Give the listing below again in full, exactly as written.
[begin ENTRIES SUPPLIED]
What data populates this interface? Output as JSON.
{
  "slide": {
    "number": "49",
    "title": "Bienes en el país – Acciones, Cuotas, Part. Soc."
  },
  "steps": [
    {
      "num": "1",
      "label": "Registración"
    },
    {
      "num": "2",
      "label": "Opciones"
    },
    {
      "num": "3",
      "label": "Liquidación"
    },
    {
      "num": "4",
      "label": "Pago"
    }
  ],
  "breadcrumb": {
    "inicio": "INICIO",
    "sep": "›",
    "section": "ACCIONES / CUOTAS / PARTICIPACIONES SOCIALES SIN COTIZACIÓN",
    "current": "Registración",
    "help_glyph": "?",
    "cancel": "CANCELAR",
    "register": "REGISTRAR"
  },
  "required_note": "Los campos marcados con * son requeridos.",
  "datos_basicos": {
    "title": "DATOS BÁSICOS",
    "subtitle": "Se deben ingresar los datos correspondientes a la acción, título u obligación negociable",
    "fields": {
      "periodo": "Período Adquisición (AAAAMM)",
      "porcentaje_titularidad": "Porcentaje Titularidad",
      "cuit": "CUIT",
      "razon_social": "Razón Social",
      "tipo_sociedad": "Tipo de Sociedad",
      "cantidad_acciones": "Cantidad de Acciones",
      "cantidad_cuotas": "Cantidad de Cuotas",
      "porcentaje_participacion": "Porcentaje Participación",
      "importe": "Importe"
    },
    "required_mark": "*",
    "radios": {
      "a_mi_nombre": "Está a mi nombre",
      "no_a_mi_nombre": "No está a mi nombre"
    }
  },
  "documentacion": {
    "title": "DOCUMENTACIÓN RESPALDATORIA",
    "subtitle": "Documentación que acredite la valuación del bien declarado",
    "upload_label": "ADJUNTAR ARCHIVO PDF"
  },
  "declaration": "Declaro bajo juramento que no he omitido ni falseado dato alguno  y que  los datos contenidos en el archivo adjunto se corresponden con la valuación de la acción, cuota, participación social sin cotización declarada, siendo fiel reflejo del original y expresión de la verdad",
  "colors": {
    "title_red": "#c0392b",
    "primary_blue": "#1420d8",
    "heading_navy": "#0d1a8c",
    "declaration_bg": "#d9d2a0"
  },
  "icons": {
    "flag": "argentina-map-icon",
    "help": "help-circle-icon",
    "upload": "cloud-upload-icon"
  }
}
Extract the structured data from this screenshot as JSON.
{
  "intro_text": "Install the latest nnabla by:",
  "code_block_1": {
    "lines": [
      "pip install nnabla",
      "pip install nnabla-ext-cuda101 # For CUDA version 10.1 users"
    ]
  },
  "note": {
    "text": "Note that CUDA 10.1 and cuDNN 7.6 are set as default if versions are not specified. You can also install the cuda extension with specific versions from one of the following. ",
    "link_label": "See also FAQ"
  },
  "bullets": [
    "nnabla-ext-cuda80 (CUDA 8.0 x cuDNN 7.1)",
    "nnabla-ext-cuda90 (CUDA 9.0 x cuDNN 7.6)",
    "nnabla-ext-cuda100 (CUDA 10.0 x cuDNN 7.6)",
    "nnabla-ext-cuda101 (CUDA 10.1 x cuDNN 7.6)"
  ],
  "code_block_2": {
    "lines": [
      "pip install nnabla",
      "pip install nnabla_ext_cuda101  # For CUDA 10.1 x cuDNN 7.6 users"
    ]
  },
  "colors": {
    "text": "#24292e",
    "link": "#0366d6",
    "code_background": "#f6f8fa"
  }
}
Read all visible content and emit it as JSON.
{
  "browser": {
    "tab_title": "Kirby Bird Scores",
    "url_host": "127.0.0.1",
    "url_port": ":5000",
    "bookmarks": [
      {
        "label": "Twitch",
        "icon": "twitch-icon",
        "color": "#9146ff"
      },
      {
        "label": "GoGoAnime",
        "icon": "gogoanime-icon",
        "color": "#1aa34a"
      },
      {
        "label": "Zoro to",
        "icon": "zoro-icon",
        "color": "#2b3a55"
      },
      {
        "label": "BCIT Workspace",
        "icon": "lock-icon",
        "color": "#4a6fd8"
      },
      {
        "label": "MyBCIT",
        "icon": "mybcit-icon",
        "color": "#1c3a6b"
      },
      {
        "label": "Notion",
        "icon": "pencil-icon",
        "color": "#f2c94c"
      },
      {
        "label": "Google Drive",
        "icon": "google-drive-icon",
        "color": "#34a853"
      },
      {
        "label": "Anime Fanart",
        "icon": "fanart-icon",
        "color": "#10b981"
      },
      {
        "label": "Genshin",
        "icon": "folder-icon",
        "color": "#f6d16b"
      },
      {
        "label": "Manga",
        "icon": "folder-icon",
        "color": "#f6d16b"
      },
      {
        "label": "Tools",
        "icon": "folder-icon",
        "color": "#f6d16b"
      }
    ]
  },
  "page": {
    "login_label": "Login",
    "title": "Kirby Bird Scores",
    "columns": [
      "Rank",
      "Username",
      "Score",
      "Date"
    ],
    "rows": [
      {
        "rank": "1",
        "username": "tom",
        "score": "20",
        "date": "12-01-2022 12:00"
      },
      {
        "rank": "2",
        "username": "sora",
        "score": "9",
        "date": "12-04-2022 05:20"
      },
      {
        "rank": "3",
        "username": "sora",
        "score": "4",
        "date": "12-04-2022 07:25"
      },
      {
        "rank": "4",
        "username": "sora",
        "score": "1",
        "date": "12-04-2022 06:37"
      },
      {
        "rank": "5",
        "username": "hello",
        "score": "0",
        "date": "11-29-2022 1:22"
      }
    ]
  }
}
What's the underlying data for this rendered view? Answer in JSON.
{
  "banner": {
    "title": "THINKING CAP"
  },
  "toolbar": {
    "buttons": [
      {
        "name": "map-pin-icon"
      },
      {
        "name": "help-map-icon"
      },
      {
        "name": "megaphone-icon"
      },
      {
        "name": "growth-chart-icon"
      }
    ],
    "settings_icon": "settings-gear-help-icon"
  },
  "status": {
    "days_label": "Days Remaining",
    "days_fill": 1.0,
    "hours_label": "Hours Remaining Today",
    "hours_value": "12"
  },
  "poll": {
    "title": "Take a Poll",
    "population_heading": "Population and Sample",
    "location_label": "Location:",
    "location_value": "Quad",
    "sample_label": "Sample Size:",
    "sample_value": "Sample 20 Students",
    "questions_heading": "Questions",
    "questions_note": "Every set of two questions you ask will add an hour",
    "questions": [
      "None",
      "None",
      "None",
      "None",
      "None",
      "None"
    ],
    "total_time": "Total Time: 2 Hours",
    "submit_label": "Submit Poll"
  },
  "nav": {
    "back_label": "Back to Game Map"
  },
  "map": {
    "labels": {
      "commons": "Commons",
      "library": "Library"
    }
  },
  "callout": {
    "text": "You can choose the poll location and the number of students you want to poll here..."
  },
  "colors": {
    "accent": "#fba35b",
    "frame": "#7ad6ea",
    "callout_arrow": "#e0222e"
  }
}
[end ENTRIES SUPPLIED]
EXERCISE OUTPUT
What data populates this interface? Output as JSON.
{
  "slide": {
    "number": "49",
    "title": "Bienes en el país – Acciones, Cuotas, Part. Soc."
  },
  "steps": [
    {
      "num": "1",
      "label": "Registración"
    },
    {
      "num": "2",
      "label": "Opciones"
    },
    {
      "num": "3",
      "label": "Liquidación"
    },
    {
      "num": "4",
      "label": "Pago"
    }
  ],
  "breadcrumb": {
    "inicio": "INICIO",
    "sep": "›",
    "section": "ACCIONES / CUOTAS / PARTICIPACIONES SOCIALES SIN COTIZACIÓN",
    "current": "Registración",
    "help_glyph": "?",
    "cancel": "CANCELAR",
    "register": "REGISTRAR"
  },
  "required_note": "Los campos marcados con * son requeridos.",
  "datos_basicos": {
    "title": "DATOS BÁSICOS",
    "subtitle": "Se deben ingresar los datos correspondientes a la acción, título u obligación negociable",
    "fields": {
      "periodo": "Período Adquisición (AAAAMM)",
      "porcentaje_titularidad": "Porcentaje Titularidad",
      "cuit": "CUIT",
      "razon_social": "Razón Social",
      "tipo_sociedad": "Tipo de Sociedad",
      "cantidad_acciones": "Cantidad de Acciones",
      "cantidad_cuotas": "Cantidad de Cuotas",
      "porcentaje_participacion": "Porcentaje Participación",
      "importe": "Importe"
    },
    "required_mark": "*",
    "radios": {
      "a_mi_nombre": "Está a mi nombre",
      "no_a_mi_nombre": "No está a mi nombre"
    }
  },
  "documentacion": {
    "title": "DOCUMENTACIÓN RESPALDATORIA",
    "subtitle": "Documentación que acredite la valuación del bien declarado",
    "upload_label": "ADJUNTAR ARCHIVO PDF"
  },
  "declaration": "Declaro bajo juramento que no he omitido ni falseado dato alguno  y que  los datos contenidos en el archivo adjunto se corresponden con la valuación de la acción, cuota, participación social sin cotización declarada, siendo fiel reflejo del original y expresión de la verdad",
  "colors": {
    "title_red": "#c0392b",
    "primary_blue": "#1420d8",
    "heading_navy": "#0d1a8c",
    "declaration_bg": "#d9d2a0"
  },
  "icons": {
    "flag": "argentina-map-icon",
    "help": "help-circle-icon",
    "upload": "cloud-upload-icon"
  }
}
Extract the structured data from this screenshot as JSON.
{
  "intro_text": "Install the latest nnabla by:",
  "code_block_1": {
    "lines": [
      "pip install nnabla",
      "pip install nnabla-ext-cuda101 # For CUDA version 10.1 users"
    ]
  },
  "note": {
    "text": "Note that CUDA 10.1 and cuDNN 7.6 are set as default if versions are not specified. You can also install the cuda extension with specific versions from one of the following. ",
    "link_label": "See also FAQ"
  },
  "bullets": [
    "nnabla-ext-cuda80 (CUDA 8.0 x cuDNN 7.1)",
    "nnabla-ext-cuda90 (CUDA 9.0 x cuDNN 7.6)",
    "nnabla-ext-cuda100 (CUDA 10.0 x cuDNN 7.6)",
    "nnabla-ext-cuda101 (CUDA 10.1 x cuDNN 7.6)"
  ],
  "code_block_2": {
    "lines": [
      "pip install nnabla",
      "pip install nnabla_ext_cuda101  # For CUDA 10.1 x cuDNN 7.6 users"
    ]
  },
  "colors": {
    "text": "#24292e",
    "link": "#0366d6",
    "code_background": "#f6f8fa"
  }
}
Read all visible content and emit it as JSON.
{
  "browser": {
    "tab_title": "Kirby Bird Scores",
    "url_host": "127.0.0.1",
    "url_port": ":5000",
    "bookmarks": [
      {
        "label": "Twitch",
        "icon": "twitch-icon",
        "color": "#9146ff"
      },
      {
        "label": "GoGoAnime",
        "icon": "gogoanime-icon",
        "color": "#1aa34a"
      },
      {
        "label": "Zoro to",
        "icon": "zoro-icon",
        "color": "#2b3a55"
      },
      {
        "label": "BCIT Workspace",
        "icon": "lock-icon",
        "color": "#4a6fd8"
      },
      {
        "label": "MyBCIT",
        "icon": "mybcit-icon",
        "color": "#1c3a6b"
      },
      {
        "label": "Notion",
        "icon": "pencil-icon",
        "color": "#f2c94c"
      },
      {
        "label": "Google Drive",
        "icon": "google-drive-icon",
        "color": "#34a853"
      },
      {
        "label": "Anime Fanart",
        "icon": "fanart-icon",
        "color": "#10b981"
      },
      {
        "label": "Genshin",
        "icon": "folder-icon",
        "color": "#f6d16b"
      },
      {
        "label": "Manga",
        "icon": "folder-icon",
        "color": "#f6d16b"
      },
      {
        "label": "Tools",
        "icon": "folder-icon",
        "color": "#f6d16b"
      }
    ]
  },
  "page": {
    "login_label": "Login",
    "title": "Kirby Bird Scores",
    "columns": [
      "Rank",
      "Username",
      "Score",
      "Date"
    ],
    "rows": [
      {
        "rank": "1",
        "username": "tom",
        "score": "20",
        "date": "12-01-2022 12:00"
      },
      {
        "rank": "2",
        "username": "sora",
        "score": "9",
        "date": "12-04-2022 05:20"
      },
      {
        "rank": "3",
        "username": "sora",
        "score": "4",
        "date": "12-04-2022 07:25"
      },
      {
        "rank": "4",
        "username": "sora",
        "score": "1",
        "date": "12-04-2022 06:37"
      },
      {
        "rank": "5",
        "username": "hello",
        "score": "0",
        "date": "11-29-2022 1:22"
      }
    ]
  }
}
What's the underlying data for this rendered view? Answer in JSON.
{
  "banner": {
    "title": "THINKING CAP"
  },
  "toolbar": {
    "buttons": [
      {
        "name": "map-pin-icon"
      },
      {
        "name": "help-map-icon"
      },
      {
        "name": "megaphone-icon"
      },
      {
        "name": "growth-chart-icon"
      }
    ],
    "settings_icon": "settings-gear-help-icon"
  },
  "status": {
    "days_label": "Days Remaining",
    "days_fill": 1.0,
    "hours_label": "Hours Remaining Today",
    "hours_value": "12"
  },
  "poll": {
    "title": "Take a Poll",
    "population_heading": "Population and Sample",
    "location_label": "Location:",
    "location_value": "Quad",
    "sample_label": "Sample Size:",
    "sample_value": "Sample 20 Students",
    "questions_heading": "Questions",
    "questions_note": "Every set of two questions you ask will add an hour",
    "questions": [
      "None",
      "None",
      "None",
      "None",
      "None",
      "None"
    ],
    "total_time": "Total Time: 2 Hours",
    "submit_label": "Submit Poll"
  },
  "nav": {
    "back_label": "Back to Game Map"
  },
  "map": {
    "labels": {
      "commons": "Commons",
      "library": "Library"
    }
  },
  "callout": {
    "text": "You can choose the poll location and the number of students you want to poll here..."
  },
  "colors": {
    "accent": "#fba35b",
    "frame": "#7ad6ea",
    "callout_arrow": "#e0222e"
  }
}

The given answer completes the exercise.